§ Teks Bacaan
##############################
YOGYAKARTA (KU) Siang itu, udara dan cuaca di kawasan UGM terasa sedikit gerah. Kemungkinan ini terjadi karena cuaca bulan Juni yang masih tidak menentu. Terkadang panas, terkadang hujan. Sempat terbersit dalam pikiran untuk mencari minum di Food Court sekitar Gelanggang Mahasiswa. Namun, pikiran tersebut hilang saat tanpa sengaja aku melintas di depan Fakultas Ilmu Budaya. Ya… ‘Bonbin’, demikian pikiranku langsung melayang. Tanpa berpikir panjang, kuparkir motor dan langsung menuju ‘Bonbin’, sebutan gaul kantin yang terletak di sisi timur Fakultas Ilmu Budaya (FIB).
Di sana, sudah tersedia berbagai macam menu makanan dan minuman. Mulai dari bakso, mi ayam, nasi rames, siomay, dan batagor, es teh, es jeruk, aneka jus hingga koran serta majalah tersedia di sana. Itulah tempat yang dulu lebih dikenal dengan istilah ‘Bonbin’, atau sekarang kita kenal dengan Kantin Rekadaya Boga Plaza Humaniora Mandiri. Istilah ‘Bonbin’ waktu itu, menurut informasi, karena dengan melihat orang-orang yang duduk dan makan di sana terlihat layaknya binatang-binatang yang terkurung dalam sangkar yang kotor, kumuh, dan terkesan bebas.
##############################
(Baris dataset)
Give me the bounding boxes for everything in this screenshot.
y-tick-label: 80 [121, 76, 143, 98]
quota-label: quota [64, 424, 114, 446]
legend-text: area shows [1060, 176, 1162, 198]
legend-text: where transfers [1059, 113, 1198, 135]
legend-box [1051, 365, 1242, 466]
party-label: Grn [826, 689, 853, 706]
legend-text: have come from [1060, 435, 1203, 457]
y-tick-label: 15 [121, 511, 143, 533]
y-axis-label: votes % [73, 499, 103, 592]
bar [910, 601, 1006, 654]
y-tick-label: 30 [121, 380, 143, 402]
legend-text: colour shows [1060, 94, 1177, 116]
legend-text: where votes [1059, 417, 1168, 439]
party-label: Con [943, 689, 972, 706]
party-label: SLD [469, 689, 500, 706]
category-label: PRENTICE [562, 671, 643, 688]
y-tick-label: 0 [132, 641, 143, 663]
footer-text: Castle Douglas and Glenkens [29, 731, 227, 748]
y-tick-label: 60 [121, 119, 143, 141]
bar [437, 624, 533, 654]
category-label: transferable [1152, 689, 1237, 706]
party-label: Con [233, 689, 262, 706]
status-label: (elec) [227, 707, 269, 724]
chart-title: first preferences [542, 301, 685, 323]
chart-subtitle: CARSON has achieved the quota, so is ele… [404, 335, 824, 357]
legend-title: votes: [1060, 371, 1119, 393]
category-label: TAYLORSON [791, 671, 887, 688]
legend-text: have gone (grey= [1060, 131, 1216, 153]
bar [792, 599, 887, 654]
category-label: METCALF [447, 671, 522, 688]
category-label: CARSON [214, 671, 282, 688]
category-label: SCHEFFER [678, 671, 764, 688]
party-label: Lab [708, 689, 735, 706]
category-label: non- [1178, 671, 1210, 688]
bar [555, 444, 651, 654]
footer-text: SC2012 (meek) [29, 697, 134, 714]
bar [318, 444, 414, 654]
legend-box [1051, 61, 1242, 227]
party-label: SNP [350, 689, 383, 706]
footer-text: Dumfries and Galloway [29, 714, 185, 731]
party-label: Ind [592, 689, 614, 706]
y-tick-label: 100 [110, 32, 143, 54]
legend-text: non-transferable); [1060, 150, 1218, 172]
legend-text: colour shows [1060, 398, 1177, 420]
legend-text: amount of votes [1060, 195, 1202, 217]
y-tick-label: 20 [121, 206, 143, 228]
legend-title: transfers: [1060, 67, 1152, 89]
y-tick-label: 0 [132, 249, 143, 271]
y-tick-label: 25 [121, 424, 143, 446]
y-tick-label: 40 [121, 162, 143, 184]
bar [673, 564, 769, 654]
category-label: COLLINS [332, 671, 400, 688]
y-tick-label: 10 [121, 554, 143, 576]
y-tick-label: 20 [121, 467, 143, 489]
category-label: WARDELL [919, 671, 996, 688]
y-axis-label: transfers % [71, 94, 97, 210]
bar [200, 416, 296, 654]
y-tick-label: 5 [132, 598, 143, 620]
##############################
§ Tugas
(a) Menurut teks tentang kantin Bonbin, apa nama kantin yang dulu lebih dikenal dengan istilah ‘Bonbin’ itu sekarang?
(b) Tuliskan kembali bagian teks tentang kantin Bonbin yang dimulai dengan "YOGYAKARTA (KU) Siang" dan berlanjut sampai "Ilmu Budaya (FIB).".

§ Jawaban Soal
(a) Kantin Rekadaya Boga Plaza Humaniora Mandiri.

(b)
YOGYAKARTA (KU) Siang itu, udara dan cuaca di kawasan UGM terasa sedikit gerah. Kemungkinan ini terjadi karena cuaca bulan Juni yang masih tidak menentu. Terkadang panas, terkadang hujan. Sempat terbersit dalam pikiran untuk mencari minum di Food Court sekitar Gelanggang Mahasiswa. Namun, pikiran tersebut hilang saat tanpa sengaja aku melintas di depan Fakultas Ilmu Budaya. Ya… ‘Bonbin’, demikian pikiranku langsung melayang. Tanpa berpikir panjang, kuparkir motor dan langsung menuju ‘Bonbin’, sebutan gaul kantin yang terletak di sisi timur Fakultas Ilmu Budaya (FIB).